[Figure record extracts]
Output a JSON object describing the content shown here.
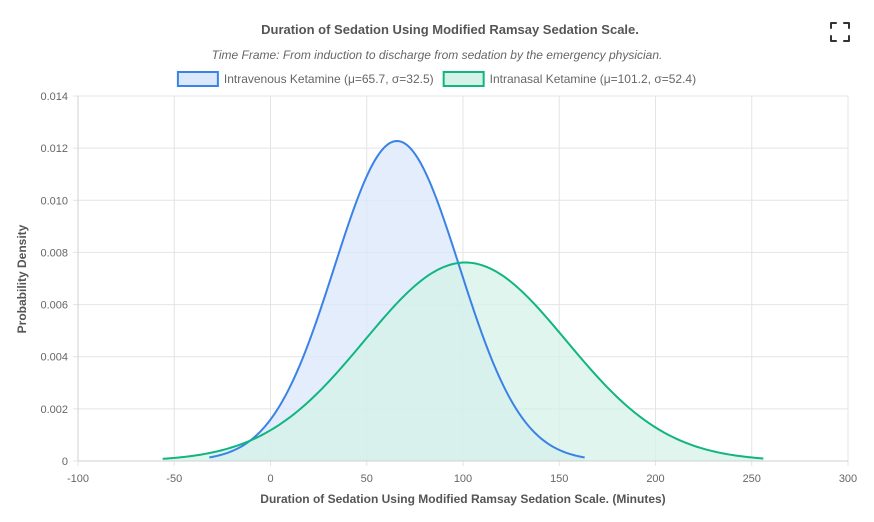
{
  "chart_data": {
    "type": "area",
    "title": "Duration of Sedation Using Modified Ramsay Sedation Scale.",
    "subtitle": "Time Frame: From induction to discharge from sedation by the emergency physician.",
    "xlabel": "Duration of Sedation Using Modified Ramsay Sedation Scale. (Minutes)",
    "ylabel": "Probability Density",
    "xlim": [
      -100,
      300
    ],
    "ylim": [
      0,
      0.014
    ],
    "x_ticks": [
      "-100",
      "-50",
      "0",
      "50",
      "100",
      "150",
      "200",
      "250",
      "300"
    ],
    "y_ticks": [
      "0",
      "0.002",
      "0.004",
      "0.006",
      "0.008",
      "0.010",
      "0.012",
      "0.014"
    ],
    "grid": true,
    "legend_position": "top",
    "series": [
      {
        "name": "Intravenous Ketamine (μ=65.7, σ=32.5)",
        "mean": 65.7,
        "sd": 32.5,
        "x_range": [
          -31.8,
          163.2
        ],
        "color": "#3b82e6",
        "fill": "#dbe7fb"
      },
      {
        "name": "Intranasal Ketamine (μ=101.2, σ=52.4)",
        "mean": 101.2,
        "sd": 52.4,
        "x_range": [
          -56,
          256
        ],
        "color": "#10b57f",
        "fill": "#d4f2e8"
      }
    ]
  },
  "ui": {
    "expand_icon": "expand-icon"
  }
}
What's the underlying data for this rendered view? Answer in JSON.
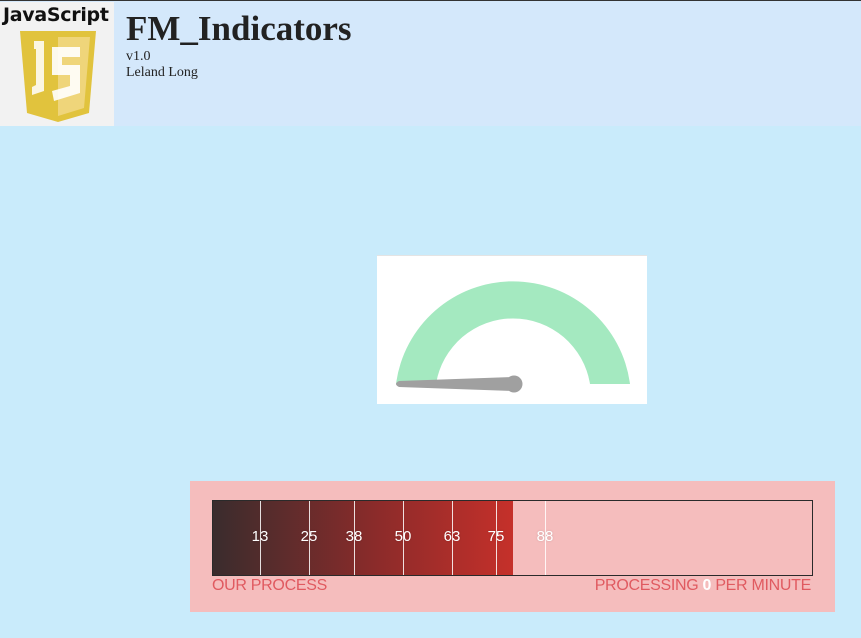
{
  "header": {
    "logo_text": "JavaScript",
    "title": "FM_Indicators",
    "version": "v1.0",
    "author": "Leland Long"
  },
  "gauge": {
    "value": 0,
    "arc_color": "#a4e9c0",
    "needle_color": "#a0a0a0"
  },
  "progress": {
    "fill_fraction": 0.5,
    "ticks": [
      "13",
      "25",
      "38",
      "50",
      "63",
      "75",
      "88"
    ],
    "left_label": "OUR PROCESS",
    "right_prefix": "PROCESSING",
    "rate": "0",
    "right_suffix": "PER MINUTE"
  },
  "colors": {
    "page_background": "#c9ebfb",
    "header_background": "#d4e8fb",
    "progress_panel": "#f5bdbd",
    "label_color": "#e05a60"
  }
}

=== Aim of the task ===
Point out every line holding the string "JSON" and copy it.

=== Complete answer ===
Output a JSON object describing the content shown here.
What's the underlying data for this rendered view? Answer in JSON.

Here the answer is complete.